Scan the records below. List lines holding "avec".

^^^^^^^^

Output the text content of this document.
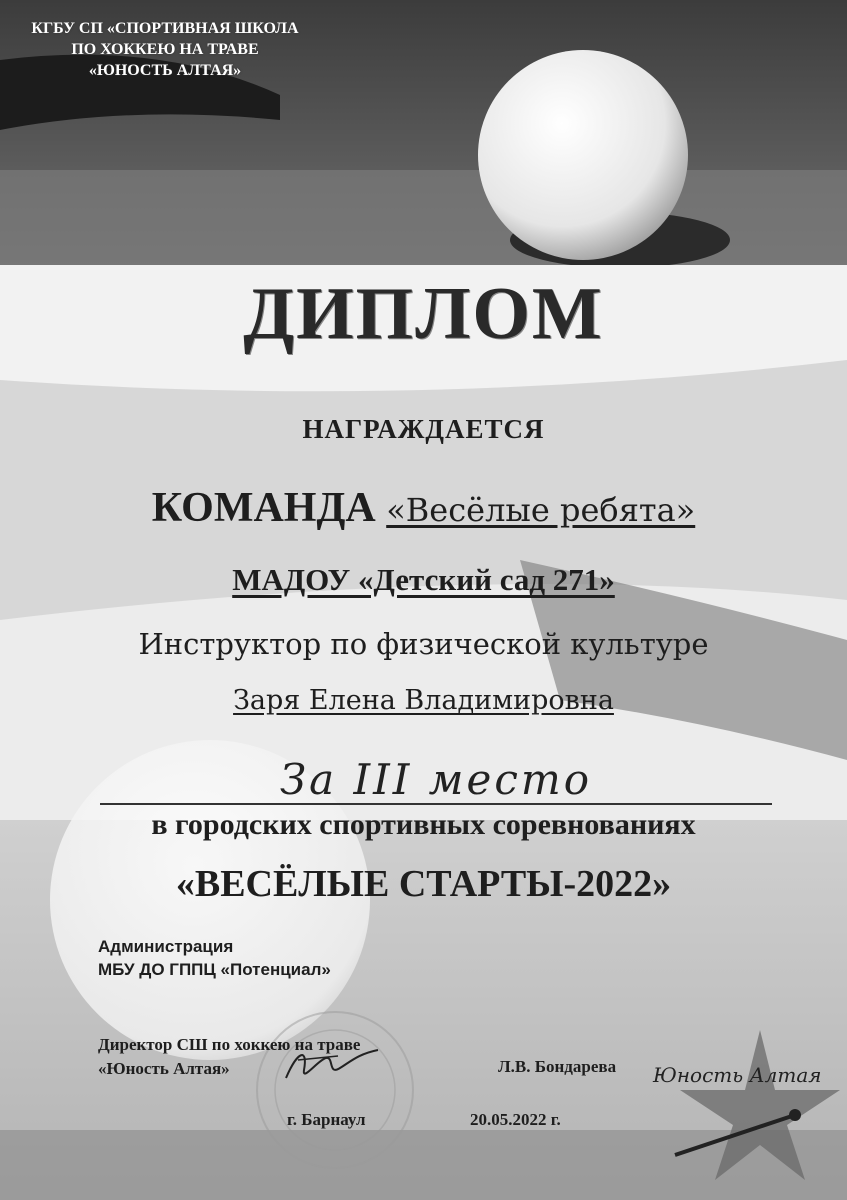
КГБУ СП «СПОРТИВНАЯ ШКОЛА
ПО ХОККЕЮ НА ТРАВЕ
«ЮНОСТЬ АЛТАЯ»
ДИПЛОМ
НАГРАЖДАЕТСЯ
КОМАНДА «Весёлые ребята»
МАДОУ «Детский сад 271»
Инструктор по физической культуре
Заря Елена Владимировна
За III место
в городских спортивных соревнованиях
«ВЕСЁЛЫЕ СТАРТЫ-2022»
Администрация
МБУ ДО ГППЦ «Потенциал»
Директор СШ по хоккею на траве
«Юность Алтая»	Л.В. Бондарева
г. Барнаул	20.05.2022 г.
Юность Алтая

^^^^^^^^

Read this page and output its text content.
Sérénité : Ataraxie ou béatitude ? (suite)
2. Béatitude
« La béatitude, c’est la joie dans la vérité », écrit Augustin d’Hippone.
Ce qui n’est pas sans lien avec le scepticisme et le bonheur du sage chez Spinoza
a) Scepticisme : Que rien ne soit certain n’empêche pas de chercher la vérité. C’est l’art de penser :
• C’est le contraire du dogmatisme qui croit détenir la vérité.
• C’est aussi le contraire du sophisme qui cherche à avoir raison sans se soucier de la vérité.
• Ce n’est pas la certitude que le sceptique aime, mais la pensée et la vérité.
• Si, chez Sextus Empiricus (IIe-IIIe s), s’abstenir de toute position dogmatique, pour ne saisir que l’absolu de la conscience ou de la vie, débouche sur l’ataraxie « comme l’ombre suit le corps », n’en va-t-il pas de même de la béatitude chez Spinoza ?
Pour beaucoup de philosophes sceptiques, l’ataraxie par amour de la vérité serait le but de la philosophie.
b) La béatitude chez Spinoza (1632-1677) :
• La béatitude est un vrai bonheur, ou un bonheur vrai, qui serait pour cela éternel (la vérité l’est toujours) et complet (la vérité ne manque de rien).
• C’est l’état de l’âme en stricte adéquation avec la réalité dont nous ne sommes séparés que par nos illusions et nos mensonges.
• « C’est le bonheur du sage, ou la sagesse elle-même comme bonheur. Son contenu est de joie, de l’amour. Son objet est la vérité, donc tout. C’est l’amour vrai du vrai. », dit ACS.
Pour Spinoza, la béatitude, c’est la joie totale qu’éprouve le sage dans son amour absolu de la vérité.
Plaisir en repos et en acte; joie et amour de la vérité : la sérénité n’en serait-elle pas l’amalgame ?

^^^^^^^^

▶ WORKED ANSWER:
Ce qui n’est pas sans lien avec le scepticisme et le bonheur du sage chez Spinoza
• C’est l’état de l’âme en stricte adéquation avec la réalité dont nous ne sommes séparés que par nos illusions et nos mensonges.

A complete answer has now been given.